╔══
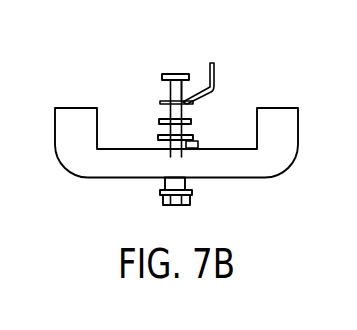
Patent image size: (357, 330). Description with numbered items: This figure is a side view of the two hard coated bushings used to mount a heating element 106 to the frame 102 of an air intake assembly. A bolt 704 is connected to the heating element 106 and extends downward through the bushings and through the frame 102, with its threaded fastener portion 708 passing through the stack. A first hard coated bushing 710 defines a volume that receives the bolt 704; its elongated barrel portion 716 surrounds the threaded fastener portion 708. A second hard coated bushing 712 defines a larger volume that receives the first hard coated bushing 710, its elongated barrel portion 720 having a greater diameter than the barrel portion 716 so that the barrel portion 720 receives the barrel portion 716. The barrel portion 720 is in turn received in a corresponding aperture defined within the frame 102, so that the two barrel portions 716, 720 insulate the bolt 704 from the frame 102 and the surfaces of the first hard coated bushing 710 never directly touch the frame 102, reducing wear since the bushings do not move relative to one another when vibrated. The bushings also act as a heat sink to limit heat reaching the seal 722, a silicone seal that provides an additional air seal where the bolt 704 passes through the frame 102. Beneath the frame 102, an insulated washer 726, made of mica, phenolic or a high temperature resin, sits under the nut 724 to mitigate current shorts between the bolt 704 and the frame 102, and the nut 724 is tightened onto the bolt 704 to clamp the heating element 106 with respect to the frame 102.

The frame 102 is at (80, 145).
The bolt 704 is at (170, 90).
The threaded fastener portion 708 is at (182, 94).
The heating element 106 is at (215, 78).
The elongated barrel portion 716 is at (159, 123).
The first hard coated bushing 710 is at (192, 120).
The second hard coated bushing 712 is at (160, 139).
The elongated barrel portion 720 is at (198, 148).
The seal 722 is at (186, 183).
The insulated washer 726 is at (165, 185).
The nut 724 is at (163, 200).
╚══
Return each line of the listing that contains the word "insulated".

**SOLUTION FOR THIS EXERCISE**
Patent image size: (357, 330). Description with numbered items: This figure is a side view of the two hard coated bushings used to mount a heating element 106 to the frame 102 of an air intake assembly. A bolt 704 is connected to the heating element 106 and extends downward through the bushings and through the frame 102, with its threaded fastener portion 708 passing through the stack. A first hard coated bushing 710 defines a volume that receives the bolt 704; its elongated barrel portion 716 surrounds the threaded fastener portion 708. A second hard coated bushing 712 defines a larger volume that receives the first hard coated bushing 710, its elongated barrel portion 720 having a greater diameter than the barrel portion 716 so that the barrel portion 720 receives the barrel portion 716. The barrel portion 720 is in turn received in a corresponding aperture defined within the frame 102, so that the two barrel portions 716, 720 insulate the bolt 704 from the frame 102 and the surfaces of the first hard coated bushing 710 never directly touch the frame 102, reducing wear since the bushings do not move relative to one another when vibrated. The bushings also act as a heat sink to limit heat reaching the seal 722, a silicone seal that provides an additional air seal where the bolt 704 passes through the frame 102. Beneath the frame 102, an insulated washer 726, made of mica, phenolic or a high temperature resin, sits under the nut 724 to mitigate current shorts between the bolt 704 and the frame 102, and the nut 724 is tightened onto the bolt 704 to clamp the heating element 106 with respect to the frame 102.
The insulated washer 726 is at (165, 185).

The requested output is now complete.